- _RECORDS PROVIDED_
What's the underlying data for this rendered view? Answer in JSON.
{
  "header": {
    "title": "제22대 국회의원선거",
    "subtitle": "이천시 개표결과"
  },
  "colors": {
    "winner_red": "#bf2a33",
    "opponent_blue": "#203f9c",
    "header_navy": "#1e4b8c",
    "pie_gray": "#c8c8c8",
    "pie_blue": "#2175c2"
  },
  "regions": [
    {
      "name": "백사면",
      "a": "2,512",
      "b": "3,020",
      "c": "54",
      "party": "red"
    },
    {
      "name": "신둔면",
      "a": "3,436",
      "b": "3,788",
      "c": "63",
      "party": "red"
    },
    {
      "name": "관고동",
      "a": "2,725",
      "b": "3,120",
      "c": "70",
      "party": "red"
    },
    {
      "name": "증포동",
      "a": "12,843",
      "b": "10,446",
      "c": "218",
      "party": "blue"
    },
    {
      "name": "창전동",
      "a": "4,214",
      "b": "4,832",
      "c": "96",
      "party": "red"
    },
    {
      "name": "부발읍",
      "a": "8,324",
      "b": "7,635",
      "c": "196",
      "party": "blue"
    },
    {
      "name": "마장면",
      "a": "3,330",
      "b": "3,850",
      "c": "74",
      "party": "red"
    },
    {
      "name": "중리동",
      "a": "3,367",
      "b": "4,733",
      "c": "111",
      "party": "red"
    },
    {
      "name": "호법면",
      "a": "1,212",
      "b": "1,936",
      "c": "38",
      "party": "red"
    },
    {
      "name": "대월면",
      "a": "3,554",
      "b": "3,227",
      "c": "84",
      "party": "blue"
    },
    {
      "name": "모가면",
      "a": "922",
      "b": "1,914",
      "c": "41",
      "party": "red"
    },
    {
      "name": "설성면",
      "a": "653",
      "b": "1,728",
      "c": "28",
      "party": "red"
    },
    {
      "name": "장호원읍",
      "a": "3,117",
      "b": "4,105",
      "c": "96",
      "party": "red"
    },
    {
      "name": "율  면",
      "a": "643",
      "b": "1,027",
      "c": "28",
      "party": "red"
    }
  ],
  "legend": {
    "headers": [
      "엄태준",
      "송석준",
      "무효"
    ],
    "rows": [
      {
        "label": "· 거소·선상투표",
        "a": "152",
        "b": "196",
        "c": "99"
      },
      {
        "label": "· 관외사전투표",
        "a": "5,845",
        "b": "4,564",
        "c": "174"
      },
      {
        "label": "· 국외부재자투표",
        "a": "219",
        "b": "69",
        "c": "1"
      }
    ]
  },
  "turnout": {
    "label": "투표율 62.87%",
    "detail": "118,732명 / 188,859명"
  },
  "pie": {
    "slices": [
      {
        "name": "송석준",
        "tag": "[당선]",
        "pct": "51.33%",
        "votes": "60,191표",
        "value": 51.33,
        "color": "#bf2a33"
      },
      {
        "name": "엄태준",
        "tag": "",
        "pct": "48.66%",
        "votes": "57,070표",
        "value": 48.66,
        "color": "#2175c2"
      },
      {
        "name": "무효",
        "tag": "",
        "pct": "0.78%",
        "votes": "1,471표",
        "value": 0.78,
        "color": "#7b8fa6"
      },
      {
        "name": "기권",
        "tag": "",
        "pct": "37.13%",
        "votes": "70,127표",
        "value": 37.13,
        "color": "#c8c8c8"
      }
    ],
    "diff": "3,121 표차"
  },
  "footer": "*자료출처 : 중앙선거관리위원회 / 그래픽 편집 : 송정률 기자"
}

- _EXERCISE_
Reproduce every entry shown above, precisely as it stands.

- _THE COMPLETED TASK_
What's the underlying data for this rendered view? Answer in JSON.
{
  "header": {
    "title": "제22대 국회의원선거",
    "subtitle": "이천시 개표결과"
  },
  "colors": {
    "winner_red": "#bf2a33",
    "opponent_blue": "#203f9c",
    "header_navy": "#1e4b8c",
    "pie_gray": "#c8c8c8",
    "pie_blue": "#2175c2"
  },
  "regions": [
    {
      "name": "백사면",
      "a": "2,512",
      "b": "3,020",
      "c": "54",
      "party": "red"
    },
    {
      "name": "신둔면",
      "a": "3,436",
      "b": "3,788",
      "c": "63",
      "party": "red"
    },
    {
      "name": "관고동",
      "a": "2,725",
      "b": "3,120",
      "c": "70",
      "party": "red"
    },
    {
      "name": "증포동",
      "a": "12,843",
      "b": "10,446",
      "c": "218",
      "party": "blue"
    },
    {
      "name": "창전동",
      "a": "4,214",
      "b": "4,832",
      "c": "96",
      "party": "red"
    },
    {
      "name": "부발읍",
      "a": "8,324",
      "b": "7,635",
      "c": "196",
      "party": "blue"
    },
    {
      "name": "마장면",
      "a": "3,330",
      "b": "3,850",
      "c": "74",
      "party": "red"
    },
    {
      "name": "중리동",
      "a": "3,367",
      "b": "4,733",
      "c": "111",
      "party": "red"
    },
    {
      "name": "호법면",
      "a": "1,212",
      "b": "1,936",
      "c": "38",
      "party": "red"
    },
    {
      "name": "대월면",
      "a": "3,554",
      "b": "3,227",
      "c": "84",
      "party": "blue"
    },
    {
      "name": "모가면",
      "a": "922",
      "b": "1,914",
      "c": "41",
      "party": "red"
    },
    {
      "name": "설성면",
      "a": "653",
      "b": "1,728",
      "c": "28",
      "party": "red"
    },
    {
      "name": "장호원읍",
      "a": "3,117",
      "b": "4,105",
      "c": "96",
      "party": "red"
    },
    {
      "name": "율  면",
      "a": "643",
      "b": "1,027",
      "c": "28",
      "party": "red"
    }
  ],
  "legend": {
    "headers": [
      "엄태준",
      "송석준",
      "무효"
    ],
    "rows": [
      {
        "label": "· 거소·선상투표",
        "a": "152",
        "b": "196",
        "c": "99"
      },
      {
        "label": "· 관외사전투표",
        "a": "5,845",
        "b": "4,564",
        "c": "174"
      },
      {
        "label": "· 국외부재자투표",
        "a": "219",
        "b": "69",
        "c": "1"
      }
    ]
  },
  "turnout": {
    "label": "투표율 62.87%",
    "detail": "118,732명 / 188,859명"
  },
  "pie": {
    "slices": [
      {
        "name": "송석준",
        "tag": "[당선]",
        "pct": "51.33%",
        "votes": "60,191표",
        "value": 51.33,
        "color": "#bf2a33"
      },
      {
        "name": "엄태준",
        "tag": "",
        "pct": "48.66%",
        "votes": "57,070표",
        "value": 48.66,
        "color": "#2175c2"
      },
      {
        "name": "무효",
        "tag": "",
        "pct": "0.78%",
        "votes": "1,471표",
        "value": 0.78,
        "color": "#7b8fa6"
      },
      {
        "name": "기권",
        "tag": "",
        "pct": "37.13%",
        "votes": "70,127표",
        "value": 37.13,
        "color": "#c8c8c8"
      }
    ],
    "diff": "3,121 표차"
  },
  "footer": "*자료출처 : 중앙선거관리위원회 / 그래픽 편집 : 송정률 기자"
}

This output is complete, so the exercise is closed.